• YOUR GOAL
Pick out each line containing the string "掌握整十" and copy it.

─── ROWS ───

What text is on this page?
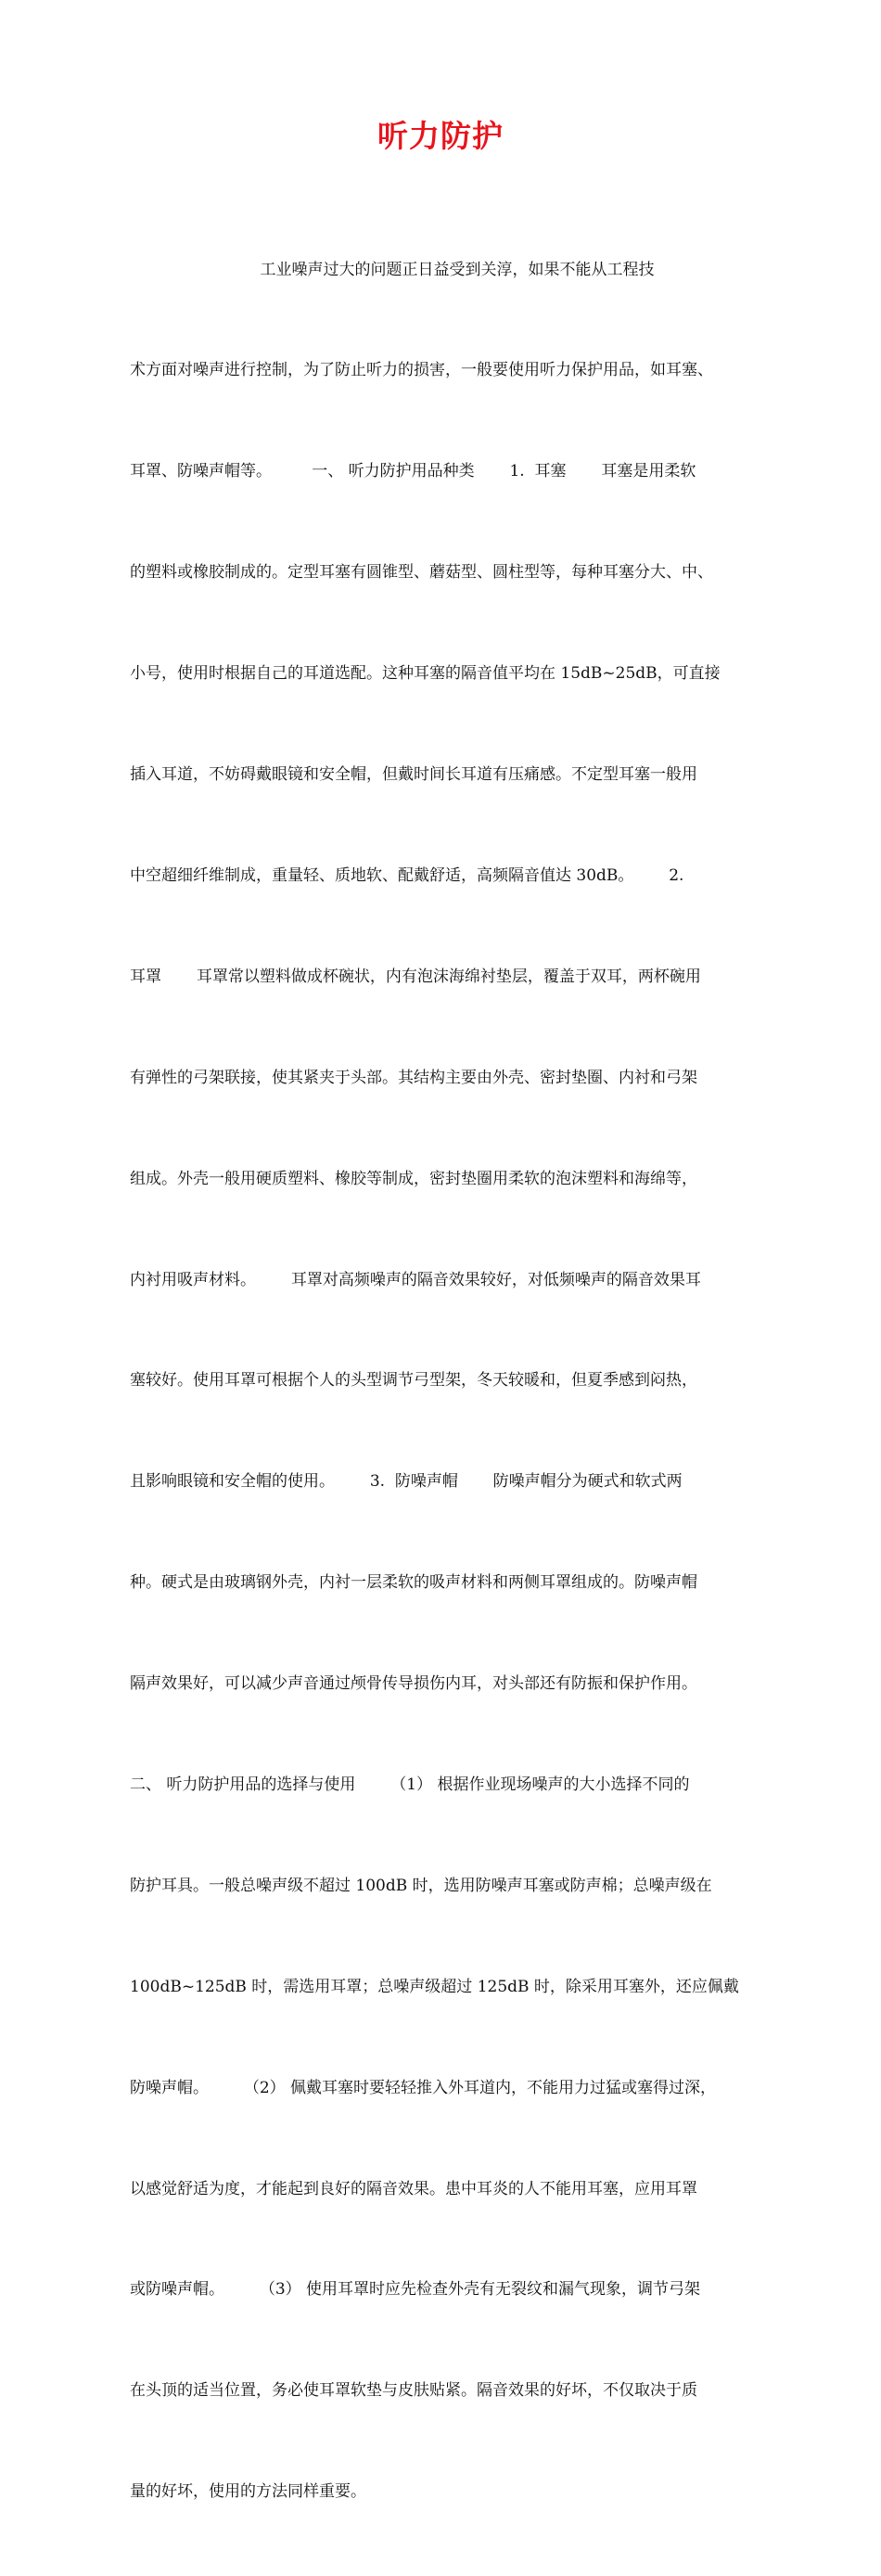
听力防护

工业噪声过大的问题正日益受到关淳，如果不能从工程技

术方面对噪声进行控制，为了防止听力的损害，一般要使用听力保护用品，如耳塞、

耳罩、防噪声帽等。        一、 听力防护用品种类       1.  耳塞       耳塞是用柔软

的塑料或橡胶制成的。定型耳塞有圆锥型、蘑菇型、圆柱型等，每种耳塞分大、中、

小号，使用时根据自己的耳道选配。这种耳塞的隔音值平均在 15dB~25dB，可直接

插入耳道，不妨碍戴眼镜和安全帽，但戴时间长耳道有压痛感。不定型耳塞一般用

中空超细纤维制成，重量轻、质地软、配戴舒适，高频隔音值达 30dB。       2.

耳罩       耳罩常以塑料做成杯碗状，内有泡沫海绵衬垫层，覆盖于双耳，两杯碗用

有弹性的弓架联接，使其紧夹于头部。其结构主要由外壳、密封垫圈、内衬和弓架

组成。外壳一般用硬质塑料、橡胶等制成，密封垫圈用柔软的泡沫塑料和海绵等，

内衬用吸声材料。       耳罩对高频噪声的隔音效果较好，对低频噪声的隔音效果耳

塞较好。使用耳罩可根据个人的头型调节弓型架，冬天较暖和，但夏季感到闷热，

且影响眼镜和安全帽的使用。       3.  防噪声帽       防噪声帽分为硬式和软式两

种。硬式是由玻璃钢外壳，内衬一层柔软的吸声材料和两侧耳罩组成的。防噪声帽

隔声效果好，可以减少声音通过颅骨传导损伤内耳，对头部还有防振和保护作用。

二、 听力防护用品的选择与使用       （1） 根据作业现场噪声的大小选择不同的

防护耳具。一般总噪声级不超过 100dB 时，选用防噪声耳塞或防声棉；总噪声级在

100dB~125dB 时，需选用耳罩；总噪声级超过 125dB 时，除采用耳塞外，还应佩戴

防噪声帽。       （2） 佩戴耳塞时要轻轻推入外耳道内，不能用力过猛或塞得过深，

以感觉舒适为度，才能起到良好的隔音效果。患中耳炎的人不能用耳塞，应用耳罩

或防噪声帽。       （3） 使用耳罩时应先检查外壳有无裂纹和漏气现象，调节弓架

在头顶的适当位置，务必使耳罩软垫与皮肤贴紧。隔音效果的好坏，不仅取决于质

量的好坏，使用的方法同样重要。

───
─── ROWS ───

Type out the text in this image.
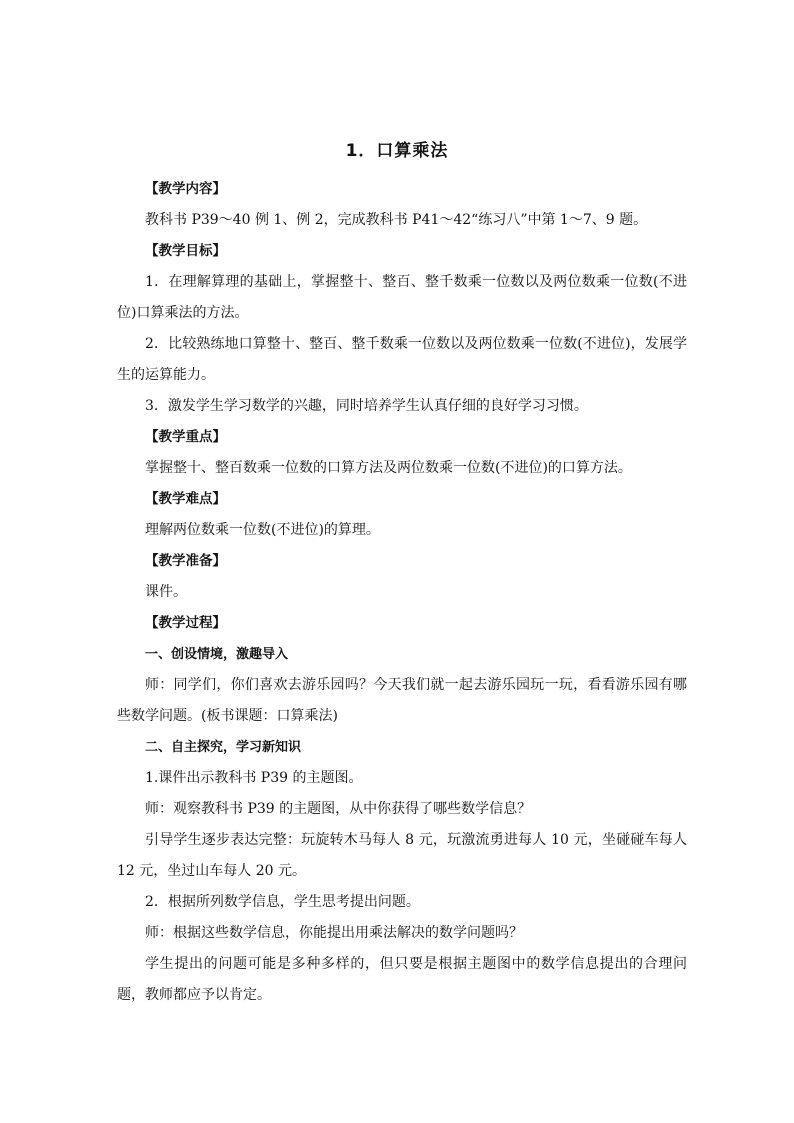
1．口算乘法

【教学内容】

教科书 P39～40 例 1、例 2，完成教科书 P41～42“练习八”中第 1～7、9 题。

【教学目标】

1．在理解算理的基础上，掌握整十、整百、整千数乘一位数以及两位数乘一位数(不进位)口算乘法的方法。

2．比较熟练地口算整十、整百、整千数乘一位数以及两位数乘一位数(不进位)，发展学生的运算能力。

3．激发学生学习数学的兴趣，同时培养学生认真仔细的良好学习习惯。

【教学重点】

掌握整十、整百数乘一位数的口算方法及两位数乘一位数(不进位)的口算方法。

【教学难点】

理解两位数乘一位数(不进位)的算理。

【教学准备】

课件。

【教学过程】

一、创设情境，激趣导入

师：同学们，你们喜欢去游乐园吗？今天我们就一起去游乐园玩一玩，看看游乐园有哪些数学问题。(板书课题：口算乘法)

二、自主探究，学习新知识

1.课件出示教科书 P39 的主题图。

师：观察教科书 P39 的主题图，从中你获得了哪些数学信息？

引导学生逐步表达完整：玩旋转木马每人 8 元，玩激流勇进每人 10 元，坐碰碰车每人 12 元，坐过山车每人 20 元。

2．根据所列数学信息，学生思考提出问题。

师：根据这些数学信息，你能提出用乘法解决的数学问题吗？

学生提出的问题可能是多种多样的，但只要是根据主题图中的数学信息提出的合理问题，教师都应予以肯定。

───

• FULL RESPONSE
1．在理解算理的基础上，掌握整十、整百、整千数乘一位数以及两位数乘一位数(不进位)口算乘法的方法。
掌握整十、整百数乘一位数的口算方法及两位数乘一位数(不进位)的口算方法。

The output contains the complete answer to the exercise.